> [Requirements]:
Find the string "annotation" in the data, then copy every line where it is found.

> [Stored rows]:
(begin)
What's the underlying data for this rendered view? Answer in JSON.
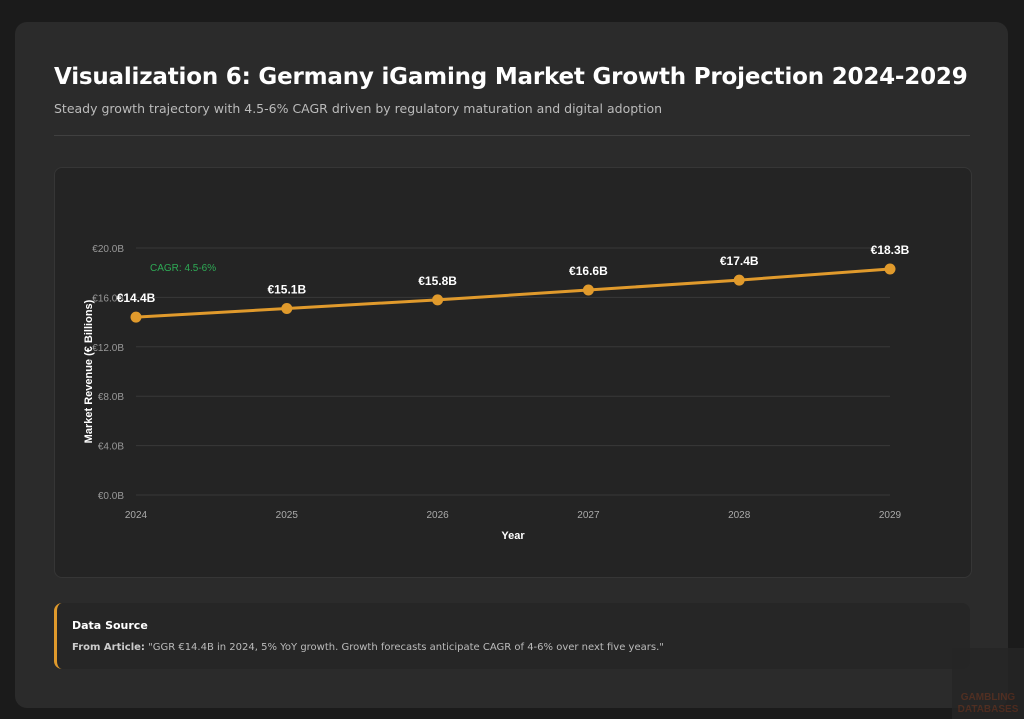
{
  "header": {
    "title": "Visualization 6: Germany iGaming Market Growth Projection 2024-2029",
    "subtitle": "Steady growth trajectory with 4.5-6% CAGR driven by regulatory maturation and digital adoption"
  },
  "chart_data": {
    "type": "line",
    "categories": [
      "2024",
      "2025",
      "2026",
      "2027",
      "2028",
      "2029"
    ],
    "values": [
      14.4,
      15.1,
      15.8,
      16.6,
      17.4,
      18.3
    ],
    "data_labels": [
      "€14.4B",
      "€15.1B",
      "€15.8B",
      "€16.6B",
      "€17.4B",
      "€18.3B"
    ],
    "xlabel": "Year",
    "ylabel": "Market Revenue (€ Billions)",
    "ylim": [
      0,
      20
    ],
    "yticks": [
      0,
      4,
      8,
      12,
      16,
      20
    ],
    "ytick_labels": [
      "€0.0B",
      "€4.0B",
      "€8.0B",
      "€12.0B",
      "€16.0B",
      "€20.0B"
    ],
    "annotation": "CAGR: 4.5-6%",
    "grid": true,
    "colors": {
      "line": "#e09a2c",
      "annotation": "#2eaa55"
    }
  },
  "source": {
    "heading": "Data Source",
    "label": "From Article:",
    "text": " \"GGR €14.4B in 2024, 5% YoY growth. Growth forecasts anticipate CAGR of 4-6% over next five years.\""
  },
  "watermark": {
    "line1": "GAMBLING",
    "line2": "DATABASES"
  }
}
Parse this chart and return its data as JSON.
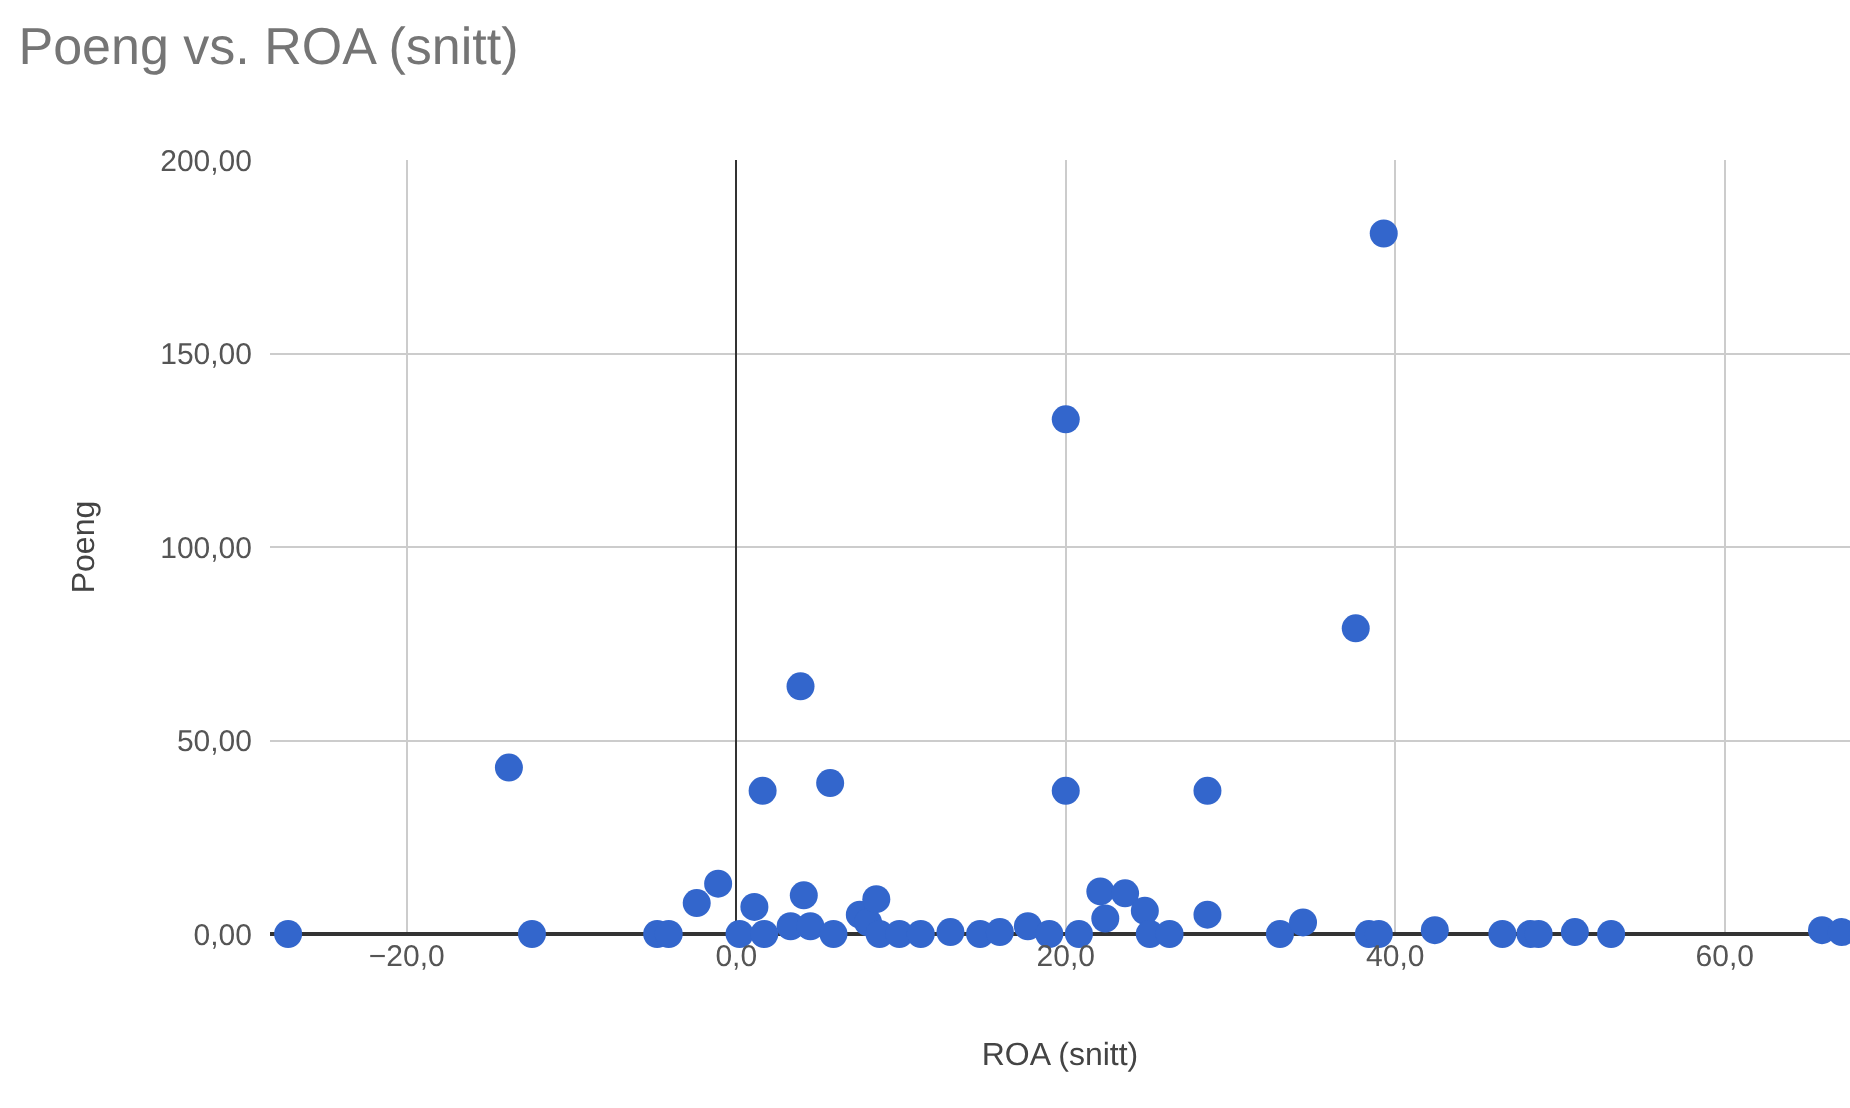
(end)
> [Output for this exercise]:
    "annotation": "CAGR: 4.5-6%",
      "annotation": "#2eaa55"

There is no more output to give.